>>>>

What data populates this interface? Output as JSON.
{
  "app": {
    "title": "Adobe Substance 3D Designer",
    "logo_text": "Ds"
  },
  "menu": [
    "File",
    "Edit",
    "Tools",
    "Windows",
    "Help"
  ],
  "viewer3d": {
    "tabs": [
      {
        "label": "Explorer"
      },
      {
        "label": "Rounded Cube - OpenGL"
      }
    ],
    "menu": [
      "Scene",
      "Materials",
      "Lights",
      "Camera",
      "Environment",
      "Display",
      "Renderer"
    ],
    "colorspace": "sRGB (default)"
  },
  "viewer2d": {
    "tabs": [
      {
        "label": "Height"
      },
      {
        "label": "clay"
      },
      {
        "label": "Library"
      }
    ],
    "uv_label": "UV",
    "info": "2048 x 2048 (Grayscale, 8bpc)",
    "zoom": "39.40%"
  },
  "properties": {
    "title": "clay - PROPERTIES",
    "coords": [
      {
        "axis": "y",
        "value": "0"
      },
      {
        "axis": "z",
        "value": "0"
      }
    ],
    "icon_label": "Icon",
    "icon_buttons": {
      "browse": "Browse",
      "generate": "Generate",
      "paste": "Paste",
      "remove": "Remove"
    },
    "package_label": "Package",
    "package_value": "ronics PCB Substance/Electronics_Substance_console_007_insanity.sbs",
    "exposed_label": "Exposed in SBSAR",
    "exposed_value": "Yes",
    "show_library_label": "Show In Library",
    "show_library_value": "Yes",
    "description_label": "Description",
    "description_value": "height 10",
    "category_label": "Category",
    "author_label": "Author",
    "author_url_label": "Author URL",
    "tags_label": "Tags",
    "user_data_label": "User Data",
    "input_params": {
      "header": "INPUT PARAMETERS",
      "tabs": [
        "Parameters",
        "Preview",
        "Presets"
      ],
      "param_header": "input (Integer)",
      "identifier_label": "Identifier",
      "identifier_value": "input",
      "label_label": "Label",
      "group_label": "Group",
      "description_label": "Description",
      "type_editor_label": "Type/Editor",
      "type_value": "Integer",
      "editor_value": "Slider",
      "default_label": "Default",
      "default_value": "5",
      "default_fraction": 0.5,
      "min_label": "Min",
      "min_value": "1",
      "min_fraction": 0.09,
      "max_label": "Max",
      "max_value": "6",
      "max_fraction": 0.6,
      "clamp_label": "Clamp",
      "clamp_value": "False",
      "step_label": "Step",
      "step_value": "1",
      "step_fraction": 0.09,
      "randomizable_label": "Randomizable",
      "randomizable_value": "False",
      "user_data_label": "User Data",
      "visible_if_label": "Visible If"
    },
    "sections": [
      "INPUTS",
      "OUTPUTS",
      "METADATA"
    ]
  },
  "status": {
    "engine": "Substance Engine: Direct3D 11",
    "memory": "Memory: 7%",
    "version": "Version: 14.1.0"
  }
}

<<<<

WORK TO COMPLETE – Transcribe the material above word for word.

SOLUTION –
What data populates this interface? Output as JSON.
{
  "app": {
    "title": "Adobe Substance 3D Designer",
    "logo_text": "Ds"
  },
  "menu": [
    "File",
    "Edit",
    "Tools",
    "Windows",
    "Help"
  ],
  "viewer3d": {
    "tabs": [
      {
        "label": "Explorer"
      },
      {
        "label": "Rounded Cube - OpenGL"
      }
    ],
    "menu": [
      "Scene",
      "Materials",
      "Lights",
      "Camera",
      "Environment",
      "Display",
      "Renderer"
    ],
    "colorspace": "sRGB (default)"
  },
  "viewer2d": {
    "tabs": [
      {
        "label": "Height"
      },
      {
        "label": "clay"
      },
      {
        "label": "Library"
      }
    ],
    "uv_label": "UV",
    "info": "2048 x 2048 (Grayscale, 8bpc)",
    "zoom": "39.40%"
  },
  "properties": {
    "title": "clay - PROPERTIES",
    "coords": [
      {
        "axis": "y",
        "value": "0"
      },
      {
        "axis": "z",
        "value": "0"
      }
    ],
    "icon_label": "Icon",
    "icon_buttons": {
      "browse": "Browse",
      "generate": "Generate",
      "paste": "Paste",
      "remove": "Remove"
    },
    "package_label": "Package",
    "package_value": "ronics PCB Substance/Electronics_Substance_console_007_insanity.sbs",
    "exposed_label": "Exposed in SBSAR",
    "exposed_value": "Yes",
    "show_library_label": "Show In Library",
    "show_library_value": "Yes",
    "description_label": "Description",
    "description_value": "height 10",
    "category_label": "Category",
    "author_label": "Author",
    "author_url_label": "Author URL",
    "tags_label": "Tags",
    "user_data_label": "User Data",
    "input_params": {
      "header": "INPUT PARAMETERS",
      "tabs": [
        "Parameters",
        "Preview",
        "Presets"
      ],
      "param_header": "input (Integer)",
      "identifier_label": "Identifier",
      "identifier_value": "input",
      "label_label": "Label",
      "group_label": "Group",
      "description_label": "Description",
      "type_editor_label": "Type/Editor",
      "type_value": "Integer",
      "editor_value": "Slider",
      "default_label": "Default",
      "default_value": "5",
      "default_fraction": 0.5,
      "min_label": "Min",
      "min_value": "1",
      "min_fraction": 0.09,
      "max_label": "Max",
      "max_value": "6",
      "max_fraction": 0.6,
      "clamp_label": "Clamp",
      "clamp_value": "False",
      "step_label": "Step",
      "step_value": "1",
      "step_fraction": 0.09,
      "randomizable_label": "Randomizable",
      "randomizable_value": "False",
      "user_data_label": "User Data",
      "visible_if_label": "Visible If"
    },
    "sections": [
      "INPUTS",
      "OUTPUTS",
      "METADATA"
    ]
  },
  "status": {
    "engine": "Substance Engine: Direct3D 11",
    "memory": "Memory: 7%",
    "version": "Version: 14.1.0"
  }
}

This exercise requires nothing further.